-- Begin Records supplied --

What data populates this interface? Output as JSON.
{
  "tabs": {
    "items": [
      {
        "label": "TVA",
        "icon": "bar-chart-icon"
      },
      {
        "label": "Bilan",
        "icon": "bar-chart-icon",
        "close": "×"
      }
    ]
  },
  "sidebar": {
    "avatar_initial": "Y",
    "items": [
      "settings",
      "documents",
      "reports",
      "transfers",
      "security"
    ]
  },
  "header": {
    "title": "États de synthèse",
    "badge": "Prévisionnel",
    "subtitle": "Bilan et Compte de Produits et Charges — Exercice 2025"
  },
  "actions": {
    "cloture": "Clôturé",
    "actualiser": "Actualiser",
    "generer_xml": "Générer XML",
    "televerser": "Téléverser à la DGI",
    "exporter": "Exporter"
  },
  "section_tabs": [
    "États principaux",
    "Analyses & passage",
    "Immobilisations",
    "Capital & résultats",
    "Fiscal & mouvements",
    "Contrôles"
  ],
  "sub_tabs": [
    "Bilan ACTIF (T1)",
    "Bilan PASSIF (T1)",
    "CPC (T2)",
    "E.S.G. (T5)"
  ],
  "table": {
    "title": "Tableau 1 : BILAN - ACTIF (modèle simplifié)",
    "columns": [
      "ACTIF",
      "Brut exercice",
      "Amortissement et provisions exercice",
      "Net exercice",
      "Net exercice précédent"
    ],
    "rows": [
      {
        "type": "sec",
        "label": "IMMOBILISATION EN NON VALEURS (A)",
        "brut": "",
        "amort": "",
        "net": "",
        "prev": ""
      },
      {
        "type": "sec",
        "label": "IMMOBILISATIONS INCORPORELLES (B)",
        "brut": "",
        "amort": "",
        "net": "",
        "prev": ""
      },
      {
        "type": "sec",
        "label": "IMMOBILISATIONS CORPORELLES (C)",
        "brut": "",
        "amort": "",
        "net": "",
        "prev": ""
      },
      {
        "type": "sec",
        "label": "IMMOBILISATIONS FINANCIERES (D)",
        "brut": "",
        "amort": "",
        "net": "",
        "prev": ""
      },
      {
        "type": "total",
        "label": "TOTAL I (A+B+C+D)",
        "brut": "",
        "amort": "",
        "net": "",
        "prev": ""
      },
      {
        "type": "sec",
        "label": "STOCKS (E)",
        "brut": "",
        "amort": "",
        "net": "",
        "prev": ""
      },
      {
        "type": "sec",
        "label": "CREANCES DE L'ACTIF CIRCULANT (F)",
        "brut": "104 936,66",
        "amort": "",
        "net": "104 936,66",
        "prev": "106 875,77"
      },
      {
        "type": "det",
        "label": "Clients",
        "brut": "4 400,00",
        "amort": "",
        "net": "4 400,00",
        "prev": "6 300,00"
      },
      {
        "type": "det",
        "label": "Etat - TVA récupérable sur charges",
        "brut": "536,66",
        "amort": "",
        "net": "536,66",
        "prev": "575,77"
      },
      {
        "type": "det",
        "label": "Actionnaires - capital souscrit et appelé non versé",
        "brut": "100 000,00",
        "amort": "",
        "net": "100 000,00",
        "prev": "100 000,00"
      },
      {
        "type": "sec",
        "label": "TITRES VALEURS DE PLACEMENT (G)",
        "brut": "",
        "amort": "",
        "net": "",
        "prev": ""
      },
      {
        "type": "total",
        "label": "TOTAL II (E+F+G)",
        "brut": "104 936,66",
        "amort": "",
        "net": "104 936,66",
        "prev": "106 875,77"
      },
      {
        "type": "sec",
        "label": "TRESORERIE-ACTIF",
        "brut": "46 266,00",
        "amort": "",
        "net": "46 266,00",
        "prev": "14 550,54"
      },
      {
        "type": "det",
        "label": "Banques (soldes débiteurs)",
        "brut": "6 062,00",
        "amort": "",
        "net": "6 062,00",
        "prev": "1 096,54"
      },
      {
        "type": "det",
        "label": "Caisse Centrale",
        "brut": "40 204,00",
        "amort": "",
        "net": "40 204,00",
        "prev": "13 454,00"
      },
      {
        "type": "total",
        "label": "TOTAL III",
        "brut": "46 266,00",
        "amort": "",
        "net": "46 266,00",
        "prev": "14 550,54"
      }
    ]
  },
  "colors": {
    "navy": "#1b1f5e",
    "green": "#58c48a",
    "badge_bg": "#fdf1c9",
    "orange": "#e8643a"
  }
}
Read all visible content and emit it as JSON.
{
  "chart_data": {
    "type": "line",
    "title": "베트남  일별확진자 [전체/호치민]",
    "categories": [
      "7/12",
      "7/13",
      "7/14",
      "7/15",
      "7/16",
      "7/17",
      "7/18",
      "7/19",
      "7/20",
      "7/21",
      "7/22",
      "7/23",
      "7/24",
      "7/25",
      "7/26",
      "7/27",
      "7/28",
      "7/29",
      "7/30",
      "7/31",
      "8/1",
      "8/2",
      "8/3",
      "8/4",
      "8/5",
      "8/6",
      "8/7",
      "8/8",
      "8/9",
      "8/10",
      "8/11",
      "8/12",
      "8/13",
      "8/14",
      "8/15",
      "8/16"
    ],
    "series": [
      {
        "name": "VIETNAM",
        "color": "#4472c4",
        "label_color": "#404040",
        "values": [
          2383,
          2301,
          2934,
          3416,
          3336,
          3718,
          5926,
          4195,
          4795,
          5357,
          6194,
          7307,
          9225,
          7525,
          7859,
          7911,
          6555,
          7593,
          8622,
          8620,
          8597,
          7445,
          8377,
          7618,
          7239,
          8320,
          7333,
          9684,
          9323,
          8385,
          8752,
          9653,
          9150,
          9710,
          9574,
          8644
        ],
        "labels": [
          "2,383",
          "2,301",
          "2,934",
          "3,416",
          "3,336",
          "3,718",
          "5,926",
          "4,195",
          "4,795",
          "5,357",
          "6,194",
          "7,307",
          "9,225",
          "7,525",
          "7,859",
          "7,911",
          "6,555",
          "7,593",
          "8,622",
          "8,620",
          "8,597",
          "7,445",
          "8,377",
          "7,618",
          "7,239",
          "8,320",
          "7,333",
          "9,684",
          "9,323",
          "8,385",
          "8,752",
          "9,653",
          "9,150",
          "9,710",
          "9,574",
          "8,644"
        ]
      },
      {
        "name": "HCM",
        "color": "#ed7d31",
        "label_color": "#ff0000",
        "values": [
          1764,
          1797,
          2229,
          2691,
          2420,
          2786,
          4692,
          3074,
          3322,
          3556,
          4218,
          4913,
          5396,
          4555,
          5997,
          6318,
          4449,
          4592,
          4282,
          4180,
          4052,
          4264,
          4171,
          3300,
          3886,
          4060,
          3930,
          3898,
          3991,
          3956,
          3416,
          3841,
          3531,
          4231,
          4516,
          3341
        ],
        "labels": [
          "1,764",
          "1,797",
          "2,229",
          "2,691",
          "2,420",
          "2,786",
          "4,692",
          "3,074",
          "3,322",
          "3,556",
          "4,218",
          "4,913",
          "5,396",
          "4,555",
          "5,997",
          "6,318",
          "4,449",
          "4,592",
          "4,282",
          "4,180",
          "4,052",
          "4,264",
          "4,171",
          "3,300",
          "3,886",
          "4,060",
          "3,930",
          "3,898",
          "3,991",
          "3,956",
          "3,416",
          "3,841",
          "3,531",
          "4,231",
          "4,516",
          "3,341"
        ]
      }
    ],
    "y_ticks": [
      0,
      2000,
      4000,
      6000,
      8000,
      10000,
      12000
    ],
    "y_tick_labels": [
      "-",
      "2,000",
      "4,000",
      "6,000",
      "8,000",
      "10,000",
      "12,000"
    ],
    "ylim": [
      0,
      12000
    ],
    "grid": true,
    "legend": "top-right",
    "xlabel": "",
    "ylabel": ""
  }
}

-- End Records supplied --

What to work on
Reproduce the whole listing word for word.

Solution for this problem
What data populates this interface? Output as JSON.
{
  "tabs": {
    "items": [
      {
        "label": "TVA",
        "icon": "bar-chart-icon"
      },
      {
        "label": "Bilan",
        "icon": "bar-chart-icon",
        "close": "×"
      }
    ]
  },
  "sidebar": {
    "avatar_initial": "Y",
    "items": [
      "settings",
      "documents",
      "reports",
      "transfers",
      "security"
    ]
  },
  "header": {
    "title": "États de synthèse",
    "badge": "Prévisionnel",
    "subtitle": "Bilan et Compte de Produits et Charges — Exercice 2025"
  },
  "actions": {
    "cloture": "Clôturé",
    "actualiser": "Actualiser",
    "generer_xml": "Générer XML",
    "televerser": "Téléverser à la DGI",
    "exporter": "Exporter"
  },
  "section_tabs": [
    "États principaux",
    "Analyses & passage",
    "Immobilisations",
    "Capital & résultats",
    "Fiscal & mouvements",
    "Contrôles"
  ],
  "sub_tabs": [
    "Bilan ACTIF (T1)",
    "Bilan PASSIF (T1)",
    "CPC (T2)",
    "E.S.G. (T5)"
  ],
  "table": {
    "title": "Tableau 1 : BILAN - ACTIF (modèle simplifié)",
    "columns": [
      "ACTIF",
      "Brut exercice",
      "Amortissement et provisions exercice",
      "Net exercice",
      "Net exercice précédent"
    ],
    "rows": [
      {
        "type": "sec",
        "label": "IMMOBILISATION EN NON VALEURS (A)",
        "brut": "",
        "amort": "",
        "net": "",
        "prev": ""
      },
      {
        "type": "sec",
        "label": "IMMOBILISATIONS INCORPORELLES (B)",
        "brut": "",
        "amort": "",
        "net": "",
        "prev": ""
      },
      {
        "type": "sec",
        "label": "IMMOBILISATIONS CORPORELLES (C)",
        "brut": "",
        "amort": "",
        "net": "",
        "prev": ""
      },
      {
        "type": "sec",
        "label": "IMMOBILISATIONS FINANCIERES (D)",
        "brut": "",
        "amort": "",
        "net": "",
        "prev": ""
      },
      {
        "type": "total",
        "label": "TOTAL I (A+B+C+D)",
        "brut": "",
        "amort": "",
        "net": "",
        "prev": ""
      },
      {
        "type": "sec",
        "label": "STOCKS (E)",
        "brut": "",
        "amort": "",
        "net": "",
        "prev": ""
      },
      {
        "type": "sec",
        "label": "CREANCES DE L'ACTIF CIRCULANT (F)",
        "brut": "104 936,66",
        "amort": "",
        "net": "104 936,66",
        "prev": "106 875,77"
      },
      {
        "type": "det",
        "label": "Clients",
        "brut": "4 400,00",
        "amort": "",
        "net": "4 400,00",
        "prev": "6 300,00"
      },
      {
        "type": "det",
        "label": "Etat - TVA récupérable sur charges",
        "brut": "536,66",
        "amort": "",
        "net": "536,66",
        "prev": "575,77"
      },
      {
        "type": "det",
        "label": "Actionnaires - capital souscrit et appelé non versé",
        "brut": "100 000,00",
        "amort": "",
        "net": "100 000,00",
        "prev": "100 000,00"
      },
      {
        "type": "sec",
        "label": "TITRES VALEURS DE PLACEMENT (G)",
        "brut": "",
        "amort": "",
        "net": "",
        "prev": ""
      },
      {
        "type": "total",
        "label": "TOTAL II (E+F+G)",
        "brut": "104 936,66",
        "amort": "",
        "net": "104 936,66",
        "prev": "106 875,77"
      },
      {
        "type": "sec",
        "label": "TRESORERIE-ACTIF",
        "brut": "46 266,00",
        "amort": "",
        "net": "46 266,00",
        "prev": "14 550,54"
      },
      {
        "type": "det",
        "label": "Banques (soldes débiteurs)",
        "brut": "6 062,00",
        "amort": "",
        "net": "6 062,00",
        "prev": "1 096,54"
      },
      {
        "type": "det",
        "label": "Caisse Centrale",
        "brut": "40 204,00",
        "amort": "",
        "net": "40 204,00",
        "prev": "13 454,00"
      },
      {
        "type": "total",
        "label": "TOTAL III",
        "brut": "46 266,00",
        "amort": "",
        "net": "46 266,00",
        "prev": "14 550,54"
      }
    ]
  },
  "colors": {
    "navy": "#1b1f5e",
    "green": "#58c48a",
    "badge_bg": "#fdf1c9",
    "orange": "#e8643a"
  }
}
Read all visible content and emit it as JSON.
{
  "chart_data": {
    "type": "line",
    "title": "베트남  일별확진자 [전체/호치민]",
    "categories": [
      "7/12",
      "7/13",
      "7/14",
      "7/15",
      "7/16",
      "7/17",
      "7/18",
      "7/19",
      "7/20",
      "7/21",
      "7/22",
      "7/23",
      "7/24",
      "7/25",
      "7/26",
      "7/27",
      "7/28",
      "7/29",
      "7/30",
      "7/31",
      "8/1",
      "8/2",
      "8/3",
      "8/4",
      "8/5",
      "8/6",
      "8/7",
      "8/8",
      "8/9",
      "8/10",
      "8/11",
      "8/12",
      "8/13",
      "8/14",
      "8/15",
      "8/16"
    ],
    "series": [
      {
        "name": "VIETNAM",
        "color": "#4472c4",
        "label_color": "#404040",
        "values": [
          2383,
          2301,
          2934,
          3416,
          3336,
          3718,
          5926,
          4195,
          4795,
          5357,
          6194,
          7307,
          9225,
          7525,
          7859,
          7911,
          6555,
          7593,
          8622,
          8620,
          8597,
          7445,
          8377,
          7618,
          7239,
          8320,
          7333,
          9684,
          9323,
          8385,
          8752,
          9653,
          9150,
          9710,
          9574,
          8644
        ],
        "labels": [
          "2,383",
          "2,301",
          "2,934",
          "3,416",
          "3,336",
          "3,718",
          "5,926",
          "4,195",
          "4,795",
          "5,357",
          "6,194",
          "7,307",
          "9,225",
          "7,525",
          "7,859",
          "7,911",
          "6,555",
          "7,593",
          "8,622",
          "8,620",
          "8,597",
          "7,445",
          "8,377",
          "7,618",
          "7,239",
          "8,320",
          "7,333",
          "9,684",
          "9,323",
          "8,385",
          "8,752",
          "9,653",
          "9,150",
          "9,710",
          "9,574",
          "8,644"
        ]
      },
      {
        "name": "HCM",
        "color": "#ed7d31",
        "label_color": "#ff0000",
        "values": [
          1764,
          1797,
          2229,
          2691,
          2420,
          2786,
          4692,
          3074,
          3322,
          3556,
          4218,
          4913,
          5396,
          4555,
          5997,
          6318,
          4449,
          4592,
          4282,
          4180,
          4052,
          4264,
          4171,
          3300,
          3886,
          4060,
          3930,
          3898,
          3991,
          3956,
          3416,
          3841,
          3531,
          4231,
          4516,
          3341
        ],
        "labels": [
          "1,764",
          "1,797",
          "2,229",
          "2,691",
          "2,420",
          "2,786",
          "4,692",
          "3,074",
          "3,322",
          "3,556",
          "4,218",
          "4,913",
          "5,396",
          "4,555",
          "5,997",
          "6,318",
          "4,449",
          "4,592",
          "4,282",
          "4,180",
          "4,052",
          "4,264",
          "4,171",
          "3,300",
          "3,886",
          "4,060",
          "3,930",
          "3,898",
          "3,991",
          "3,956",
          "3,416",
          "3,841",
          "3,531",
          "4,231",
          "4,516",
          "3,341"
        ]
      }
    ],
    "y_ticks": [
      0,
      2000,
      4000,
      6000,
      8000,
      10000,
      12000
    ],
    "y_tick_labels": [
      "-",
      "2,000",
      "4,000",
      "6,000",
      "8,000",
      "10,000",
      "12,000"
    ],
    "ylim": [
      0,
      12000
    ],
    "grid": true,
    "legend": "top-right",
    "xlabel": "",
    "ylabel": ""
  }
}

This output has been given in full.